The problem:
Repeat the listing exactly as given, omitting every image.

Information shown:

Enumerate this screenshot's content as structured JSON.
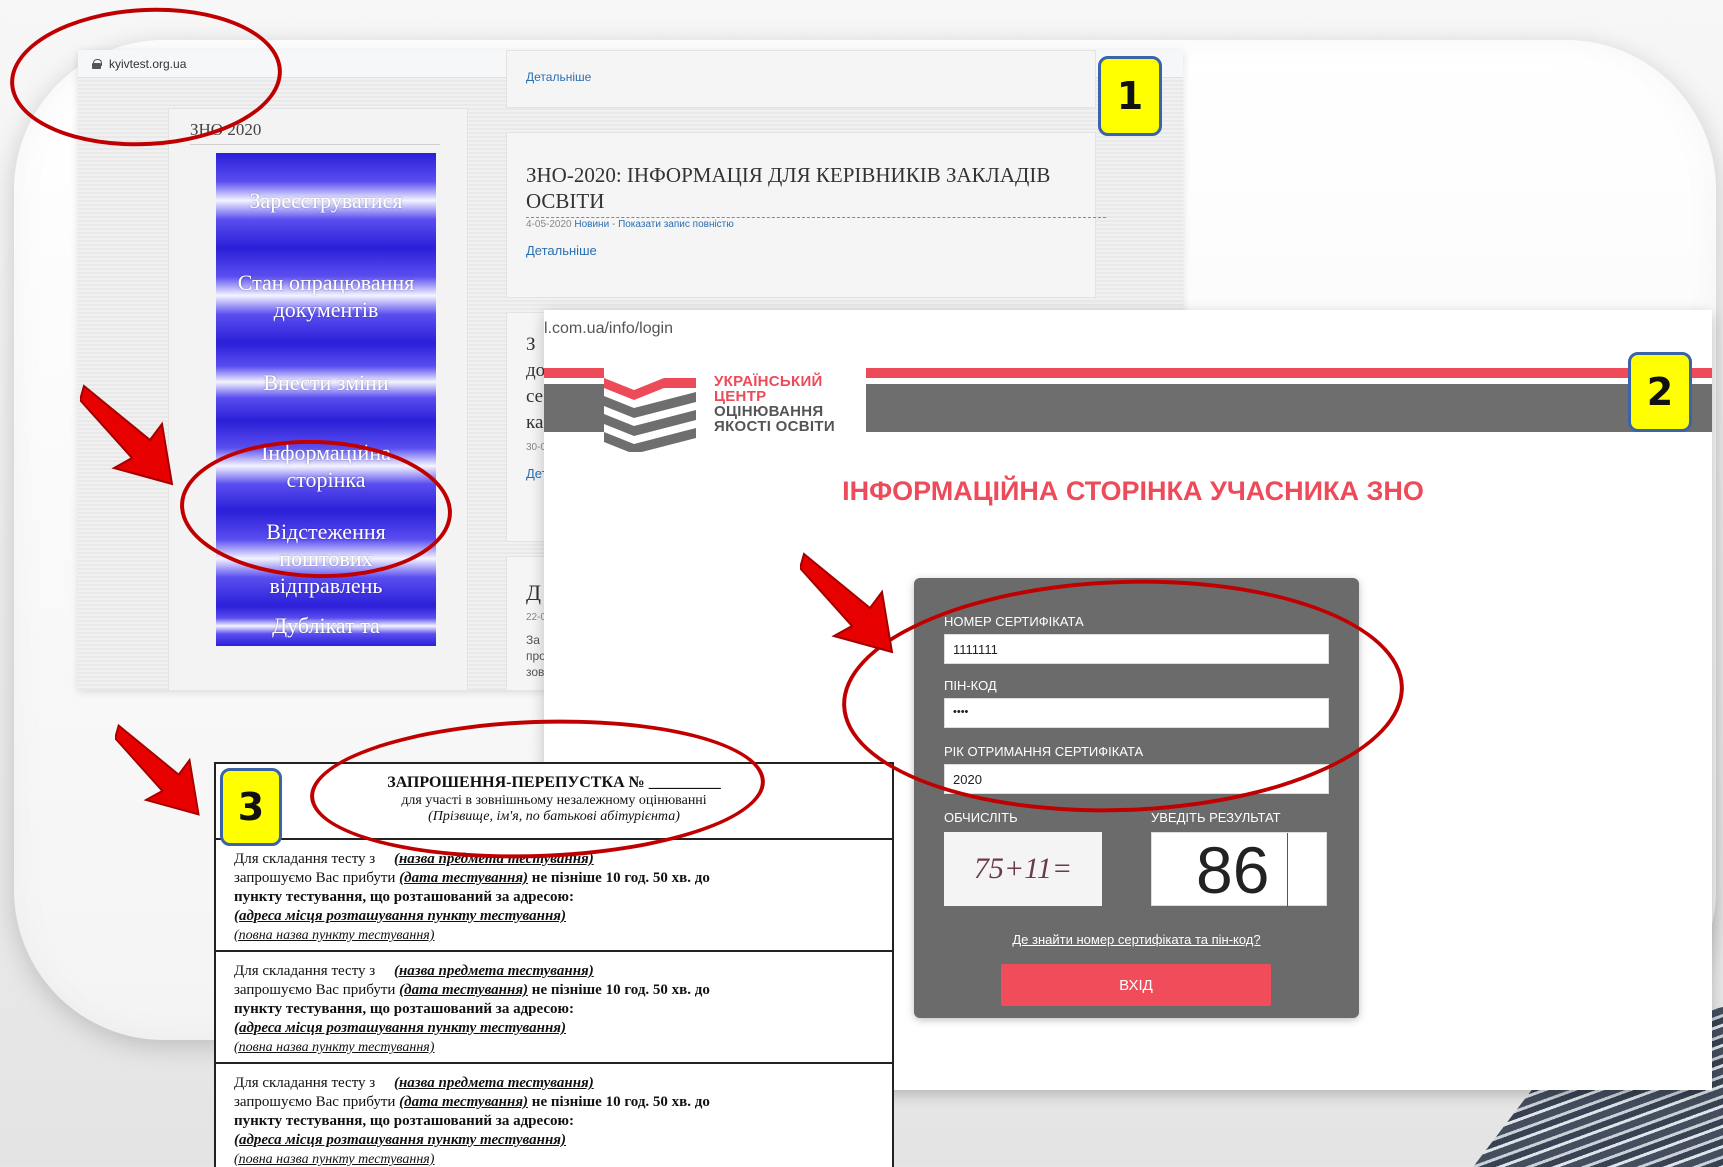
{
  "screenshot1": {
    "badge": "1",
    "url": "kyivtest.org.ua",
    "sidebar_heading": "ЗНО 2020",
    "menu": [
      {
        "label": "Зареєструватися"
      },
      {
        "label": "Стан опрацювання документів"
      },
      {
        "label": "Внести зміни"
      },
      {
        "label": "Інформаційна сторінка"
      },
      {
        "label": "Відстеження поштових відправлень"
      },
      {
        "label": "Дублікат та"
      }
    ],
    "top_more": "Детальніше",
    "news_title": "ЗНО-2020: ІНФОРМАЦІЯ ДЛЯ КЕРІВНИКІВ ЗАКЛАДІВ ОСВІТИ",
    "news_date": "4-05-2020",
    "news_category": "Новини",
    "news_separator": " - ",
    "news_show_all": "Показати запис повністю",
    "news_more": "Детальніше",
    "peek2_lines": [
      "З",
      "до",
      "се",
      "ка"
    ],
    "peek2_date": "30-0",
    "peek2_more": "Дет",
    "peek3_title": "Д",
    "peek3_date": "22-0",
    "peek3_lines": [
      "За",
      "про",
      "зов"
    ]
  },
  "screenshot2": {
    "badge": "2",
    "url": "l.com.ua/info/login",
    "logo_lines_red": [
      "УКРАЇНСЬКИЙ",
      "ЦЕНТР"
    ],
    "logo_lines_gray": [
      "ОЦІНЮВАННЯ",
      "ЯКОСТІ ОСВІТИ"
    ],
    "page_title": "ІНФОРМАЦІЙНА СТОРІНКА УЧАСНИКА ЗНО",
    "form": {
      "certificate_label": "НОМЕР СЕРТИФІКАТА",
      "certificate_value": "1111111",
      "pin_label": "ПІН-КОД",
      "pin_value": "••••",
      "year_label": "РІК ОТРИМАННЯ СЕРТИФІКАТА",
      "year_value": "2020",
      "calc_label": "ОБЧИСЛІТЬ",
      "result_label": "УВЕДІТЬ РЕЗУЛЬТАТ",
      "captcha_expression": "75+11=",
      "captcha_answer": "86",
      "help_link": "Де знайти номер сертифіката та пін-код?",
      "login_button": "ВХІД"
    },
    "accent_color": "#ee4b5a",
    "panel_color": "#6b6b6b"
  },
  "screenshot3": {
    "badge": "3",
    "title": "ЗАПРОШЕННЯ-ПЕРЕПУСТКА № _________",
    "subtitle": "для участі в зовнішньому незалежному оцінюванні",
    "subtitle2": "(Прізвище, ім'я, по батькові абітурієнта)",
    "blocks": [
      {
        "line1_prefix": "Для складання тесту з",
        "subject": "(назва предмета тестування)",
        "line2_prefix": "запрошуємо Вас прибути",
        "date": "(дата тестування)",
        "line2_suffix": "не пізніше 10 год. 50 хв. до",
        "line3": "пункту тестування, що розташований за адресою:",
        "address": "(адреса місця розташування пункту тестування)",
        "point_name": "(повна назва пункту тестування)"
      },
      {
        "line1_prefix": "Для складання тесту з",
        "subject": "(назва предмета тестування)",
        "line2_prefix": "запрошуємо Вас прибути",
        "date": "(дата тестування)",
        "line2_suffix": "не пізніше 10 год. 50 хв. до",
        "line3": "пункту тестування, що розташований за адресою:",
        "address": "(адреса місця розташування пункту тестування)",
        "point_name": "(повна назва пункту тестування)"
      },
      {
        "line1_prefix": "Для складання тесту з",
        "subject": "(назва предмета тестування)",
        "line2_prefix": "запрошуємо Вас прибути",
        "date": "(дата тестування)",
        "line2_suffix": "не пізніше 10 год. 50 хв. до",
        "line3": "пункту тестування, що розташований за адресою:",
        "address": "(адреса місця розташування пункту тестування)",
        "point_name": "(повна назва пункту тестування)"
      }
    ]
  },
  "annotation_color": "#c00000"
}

Solution to the problem:
Enumerate this screenshot's content as structured JSON.
{
  "screenshot1": {
    "badge": "1",
    "url": "kyivtest.org.ua",
    "sidebar_heading": "ЗНО 2020",
    "menu": [
      {
        "label": "Зареєструватися"
      },
      {
        "label": "Стан опрацювання документів"
      },
      {
        "label": "Внести зміни"
      },
      {
        "label": "Інформаційна сторінка"
      },
      {
        "label": "Відстеження поштових відправлень"
      },
      {
        "label": "Дублікат та"
      }
    ],
    "top_more": "Детальніше",
    "news_title": "ЗНО-2020: ІНФОРМАЦІЯ ДЛЯ КЕРІВНИКІВ ЗАКЛАДІВ ОСВІТИ",
    "news_date": "4-05-2020",
    "news_category": "Новини",
    "news_separator": " - ",
    "news_show_all": "Показати запис повністю",
    "news_more": "Детальніше",
    "peek2_lines": [
      "З",
      "до",
      "се",
      "ка"
    ],
    "peek2_date": "30-0",
    "peek2_more": "Дет",
    "peek3_title": "Д",
    "peek3_date": "22-0",
    "peek3_lines": [
      "За",
      "про",
      "зов"
    ]
  },
  "screenshot2": {
    "badge": "2",
    "url": "l.com.ua/info/login",
    "logo_lines_red": [
      "УКРАЇНСЬКИЙ",
      "ЦЕНТР"
    ],
    "logo_lines_gray": [
      "ОЦІНЮВАННЯ",
      "ЯКОСТІ ОСВІТИ"
    ],
    "page_title": "ІНФОРМАЦІЙНА СТОРІНКА УЧАСНИКА ЗНО",
    "form": {
      "certificate_label": "НОМЕР СЕРТИФІКАТА",
      "certificate_value": "1111111",
      "pin_label": "ПІН-КОД",
      "pin_value": "••••",
      "year_label": "РІК ОТРИМАННЯ СЕРТИФІКАТА",
      "year_value": "2020",
      "calc_label": "ОБЧИСЛІТЬ",
      "result_label": "УВЕДІТЬ РЕЗУЛЬТАТ",
      "captcha_expression": "75+11=",
      "captcha_answer": "86",
      "help_link": "Де знайти номер сертифіката та пін-код?",
      "login_button": "ВХІД"
    },
    "accent_color": "#ee4b5a",
    "panel_color": "#6b6b6b"
  },
  "screenshot3": {
    "badge": "3",
    "title": "ЗАПРОШЕННЯ-ПЕРЕПУСТКА № _________",
    "subtitle": "для участі в зовнішньому незалежному оцінюванні",
    "subtitle2": "(Прізвище, ім'я, по батькові абітурієнта)",
    "blocks": [
      {
        "line1_prefix": "Для складання тесту з",
        "subject": "(назва предмета тестування)",
        "line2_prefix": "запрошуємо Вас прибути",
        "date": "(дата тестування)",
        "line2_suffix": "не пізніше 10 год. 50 хв. до",
        "line3": "пункту тестування, що розташований за адресою:",
        "address": "(адреса місця розташування пункту тестування)",
        "point_name": "(повна назва пункту тестування)"
      },
      {
        "line1_prefix": "Для складання тесту з",
        "subject": "(назва предмета тестування)",
        "line2_prefix": "запрошуємо Вас прибути",
        "date": "(дата тестування)",
        "line2_suffix": "не пізніше 10 год. 50 хв. до",
        "line3": "пункту тестування, що розташований за адресою:",
        "address": "(адреса місця розташування пункту тестування)",
        "point_name": "(повна назва пункту тестування)"
      },
      {
        "line1_prefix": "Для складання тесту з",
        "subject": "(назва предмета тестування)",
        "line2_prefix": "запрошуємо Вас прибути",
        "date": "(дата тестування)",
        "line2_suffix": "не пізніше 10 год. 50 хв. до",
        "line3": "пункту тестування, що розташований за адресою:",
        "address": "(адреса місця розташування пункту тестування)",
        "point_name": "(повна назва пункту тестування)"
      }
    ]
  },
  "annotation_color": "#c00000"
}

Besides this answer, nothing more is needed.